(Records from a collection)
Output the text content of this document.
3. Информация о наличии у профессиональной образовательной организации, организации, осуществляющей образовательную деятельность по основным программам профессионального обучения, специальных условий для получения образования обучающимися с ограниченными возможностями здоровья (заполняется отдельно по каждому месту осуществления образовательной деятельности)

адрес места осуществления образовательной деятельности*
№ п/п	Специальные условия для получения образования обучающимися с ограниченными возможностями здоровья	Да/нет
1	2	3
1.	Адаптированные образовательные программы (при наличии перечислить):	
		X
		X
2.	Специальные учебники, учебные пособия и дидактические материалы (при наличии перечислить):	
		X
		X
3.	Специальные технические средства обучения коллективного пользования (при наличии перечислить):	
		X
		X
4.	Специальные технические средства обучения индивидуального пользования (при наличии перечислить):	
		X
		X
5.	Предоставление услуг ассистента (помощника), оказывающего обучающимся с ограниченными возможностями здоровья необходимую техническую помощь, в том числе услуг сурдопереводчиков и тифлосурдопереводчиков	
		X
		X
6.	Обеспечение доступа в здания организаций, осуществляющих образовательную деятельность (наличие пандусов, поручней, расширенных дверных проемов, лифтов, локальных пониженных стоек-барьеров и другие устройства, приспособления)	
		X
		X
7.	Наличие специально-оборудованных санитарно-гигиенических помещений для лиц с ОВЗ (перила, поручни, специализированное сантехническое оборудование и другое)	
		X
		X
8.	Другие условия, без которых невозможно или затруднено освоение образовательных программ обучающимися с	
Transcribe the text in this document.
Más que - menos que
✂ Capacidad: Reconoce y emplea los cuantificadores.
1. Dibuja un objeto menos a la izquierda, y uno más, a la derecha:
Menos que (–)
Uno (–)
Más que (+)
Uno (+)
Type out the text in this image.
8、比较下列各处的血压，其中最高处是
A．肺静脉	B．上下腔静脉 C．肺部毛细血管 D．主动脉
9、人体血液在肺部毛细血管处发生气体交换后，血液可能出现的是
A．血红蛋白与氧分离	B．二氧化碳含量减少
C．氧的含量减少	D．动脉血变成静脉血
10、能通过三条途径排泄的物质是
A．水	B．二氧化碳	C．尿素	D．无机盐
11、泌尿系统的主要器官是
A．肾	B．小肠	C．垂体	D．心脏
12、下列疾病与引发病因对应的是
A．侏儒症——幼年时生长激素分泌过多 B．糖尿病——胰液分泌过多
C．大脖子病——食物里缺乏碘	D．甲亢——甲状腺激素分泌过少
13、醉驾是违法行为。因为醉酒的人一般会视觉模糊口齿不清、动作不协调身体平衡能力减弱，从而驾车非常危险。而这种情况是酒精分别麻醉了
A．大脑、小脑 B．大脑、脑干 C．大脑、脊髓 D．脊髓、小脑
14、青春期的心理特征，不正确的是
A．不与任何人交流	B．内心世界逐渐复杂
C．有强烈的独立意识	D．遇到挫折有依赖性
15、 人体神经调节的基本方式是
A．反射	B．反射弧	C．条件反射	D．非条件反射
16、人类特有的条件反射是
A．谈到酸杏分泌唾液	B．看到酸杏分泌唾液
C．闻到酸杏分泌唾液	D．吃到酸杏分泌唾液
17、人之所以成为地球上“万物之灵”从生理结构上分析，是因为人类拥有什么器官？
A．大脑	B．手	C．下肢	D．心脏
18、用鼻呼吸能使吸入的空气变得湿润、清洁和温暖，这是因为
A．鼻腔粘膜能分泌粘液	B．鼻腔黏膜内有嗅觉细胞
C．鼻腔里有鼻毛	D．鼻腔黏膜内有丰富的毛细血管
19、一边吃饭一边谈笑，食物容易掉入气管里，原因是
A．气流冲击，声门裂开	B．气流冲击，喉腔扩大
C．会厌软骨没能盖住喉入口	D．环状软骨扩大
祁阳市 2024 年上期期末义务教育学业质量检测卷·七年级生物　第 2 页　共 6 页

▶ **WRITTEN TASK**
Reproduce each line of the material above precisely.

▶ **RESPONSE TO THE TASK**
Output the text content of this document.
3. Информация о наличии у профессиональной образовательной организации, организации, осуществляющей образовательную деятельность по основным программам профессионального обучения, специальных условий для получения образования обучающимися с ограниченными возможностями здоровья (заполняется отдельно по каждому месту осуществления образовательной деятельности)

адрес места осуществления образовательной деятельности*
№ п/п	Специальные условия для получения образования обучающимися с ограниченными возможностями здоровья	Да/нет
1	2	3
1.	Адаптированные образовательные программы (при наличии перечислить):	
		X
		X
2.	Специальные учебники, учебные пособия и дидактические материалы (при наличии перечислить):	
		X
		X
3.	Специальные технические средства обучения коллективного пользования (при наличии перечислить):	
		X
		X
4.	Специальные технические средства обучения индивидуального пользования (при наличии перечислить):	
		X
		X
5.	Предоставление услуг ассистента (помощника), оказывающего обучающимся с ограниченными возможностями здоровья необходимую техническую помощь, в том числе услуг сурдопереводчиков и тифлосурдопереводчиков	
		X
		X
6.	Обеспечение доступа в здания организаций, осуществляющих образовательную деятельность (наличие пандусов, поручней, расширенных дверных проемов, лифтов, локальных пониженных стоек-барьеров и другие устройства, приспособления)	
		X
		X
7.	Наличие специально-оборудованных санитарно-гигиенических помещений для лиц с ОВЗ (перила, поручни, специализированное сантехническое оборудование и другое)	
		X
		X
8.	Другие условия, без которых невозможно или затруднено освоение образовательных программ обучающимися с	
Transcribe the text in this document.
Más que - menos que
✂ Capacidad: Reconoce y emplea los cuantificadores.
1. Dibuja un objeto menos a la izquierda, y uno más, a la derecha:
Menos que (–)
Uno (–)
Más que (+)
Uno (+)
Type out the text in this image.
8、比较下列各处的血压，其中最高处是
A．肺静脉	B．上下腔静脉 C．肺部毛细血管 D．主动脉
9、人体血液在肺部毛细血管处发生气体交换后，血液可能出现的是
A．血红蛋白与氧分离	B．二氧化碳含量减少
C．氧的含量减少	D．动脉血变成静脉血
10、能通过三条途径排泄的物质是
A．水	B．二氧化碳	C．尿素	D．无机盐
11、泌尿系统的主要器官是
A．肾	B．小肠	C．垂体	D．心脏
12、下列疾病与引发病因对应的是
A．侏儒症——幼年时生长激素分泌过多 B．糖尿病——胰液分泌过多
C．大脖子病——食物里缺乏碘	D．甲亢——甲状腺激素分泌过少
13、醉驾是违法行为。因为醉酒的人一般会视觉模糊口齿不清、动作不协调身体平衡能力减弱，从而驾车非常危险。而这种情况是酒精分别麻醉了
A．大脑、小脑 B．大脑、脑干 C．大脑、脊髓 D．脊髓、小脑
14、青春期的心理特征，不正确的是
A．不与任何人交流	B．内心世界逐渐复杂
C．有强烈的独立意识	D．遇到挫折有依赖性
15、 人体神经调节的基本方式是
A．反射	B．反射弧	C．条件反射	D．非条件反射
16、人类特有的条件反射是
A．谈到酸杏分泌唾液	B．看到酸杏分泌唾液
C．闻到酸杏分泌唾液	D．吃到酸杏分泌唾液
17、人之所以成为地球上“万物之灵”从生理结构上分析，是因为人类拥有什么器官？
A．大脑	B．手	C．下肢	D．心脏
18、用鼻呼吸能使吸入的空气变得湿润、清洁和温暖，这是因为
A．鼻腔粘膜能分泌粘液	B．鼻腔黏膜内有嗅觉细胞
C．鼻腔里有鼻毛	D．鼻腔黏膜内有丰富的毛细血管
19、一边吃饭一边谈笑，食物容易掉入气管里，原因是
A．气流冲击，声门裂开	B．气流冲击，喉腔扩大
C．会厌软骨没能盖住喉入口	D．环状软骨扩大
祁阳市 2024 年上期期末义务教育学业质量检测卷·七年级生物　第 2 页　共 6 页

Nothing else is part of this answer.